§ **WHAT IS ASKED**: Please return the full listing below without altering anything.

§ **Data entries**:
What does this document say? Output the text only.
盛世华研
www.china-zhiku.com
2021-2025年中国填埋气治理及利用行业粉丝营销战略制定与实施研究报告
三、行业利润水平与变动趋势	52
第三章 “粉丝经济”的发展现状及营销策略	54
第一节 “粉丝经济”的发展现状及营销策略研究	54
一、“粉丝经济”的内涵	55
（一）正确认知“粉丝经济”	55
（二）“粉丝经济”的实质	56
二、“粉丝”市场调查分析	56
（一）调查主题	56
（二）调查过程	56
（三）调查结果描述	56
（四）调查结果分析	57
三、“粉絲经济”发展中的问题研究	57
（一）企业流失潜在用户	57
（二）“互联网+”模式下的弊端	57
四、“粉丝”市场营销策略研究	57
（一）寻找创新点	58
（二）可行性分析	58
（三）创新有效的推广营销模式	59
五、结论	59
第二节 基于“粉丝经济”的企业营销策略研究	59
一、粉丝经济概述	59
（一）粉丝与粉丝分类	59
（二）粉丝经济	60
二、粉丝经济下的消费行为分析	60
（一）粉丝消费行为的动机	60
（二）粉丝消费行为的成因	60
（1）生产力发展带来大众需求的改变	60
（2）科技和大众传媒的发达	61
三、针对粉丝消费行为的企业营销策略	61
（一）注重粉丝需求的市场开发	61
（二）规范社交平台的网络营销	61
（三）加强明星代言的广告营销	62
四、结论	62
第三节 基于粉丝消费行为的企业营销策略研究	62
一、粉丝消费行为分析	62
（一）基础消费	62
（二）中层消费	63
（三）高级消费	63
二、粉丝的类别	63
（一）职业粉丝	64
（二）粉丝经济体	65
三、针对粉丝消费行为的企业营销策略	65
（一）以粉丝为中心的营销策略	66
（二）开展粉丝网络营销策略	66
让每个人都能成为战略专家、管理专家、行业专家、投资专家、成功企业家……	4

§ **TASK RESULT**:
What does this document say? Output the text only.
盛世华研
www.china-zhiku.com
2021-2025年中国填埋气治理及利用行业粉丝营销战略制定与实施研究报告
三、行业利润水平与变动趋势	52
第三章 “粉丝经济”的发展现状及营销策略	54
第一节 “粉丝经济”的发展现状及营销策略研究	54
一、“粉丝经济”的内涵	55
（一）正确认知“粉丝经济”	55
（二）“粉丝经济”的实质	56
二、“粉丝”市场调查分析	56
（一）调查主题	56
（二）调查过程	56
（三）调查结果描述	56
（四）调查结果分析	57
三、“粉絲经济”发展中的问题研究	57
（一）企业流失潜在用户	57
（二）“互联网+”模式下的弊端	57
四、“粉丝”市场营销策略研究	57
（一）寻找创新点	58
（二）可行性分析	58
（三）创新有效的推广营销模式	59
五、结论	59
第二节 基于“粉丝经济”的企业营销策略研究	59
一、粉丝经济概述	59
（一）粉丝与粉丝分类	59
（二）粉丝经济	60
二、粉丝经济下的消费行为分析	60
（一）粉丝消费行为的动机	60
（二）粉丝消费行为的成因	60
（1）生产力发展带来大众需求的改变	60
（2）科技和大众传媒的发达	61
三、针对粉丝消费行为的企业营销策略	61
（一）注重粉丝需求的市场开发	61
（二）规范社交平台的网络营销	61
（三）加强明星代言的广告营销	62
四、结论	62
第三节 基于粉丝消费行为的企业营销策略研究	62
一、粉丝消费行为分析	62
（一）基础消费	62
（二）中层消费	63
（三）高级消费	63
二、粉丝的类别	63
（一）职业粉丝	64
（二）粉丝经济体	65
三、针对粉丝消费行为的企业营销策略	65
（一）以粉丝为中心的营销策略	66
（二）开展粉丝网络营销策略	66
让每个人都能成为战略专家、管理专家、行业专家、投资专家、成功企业家……	4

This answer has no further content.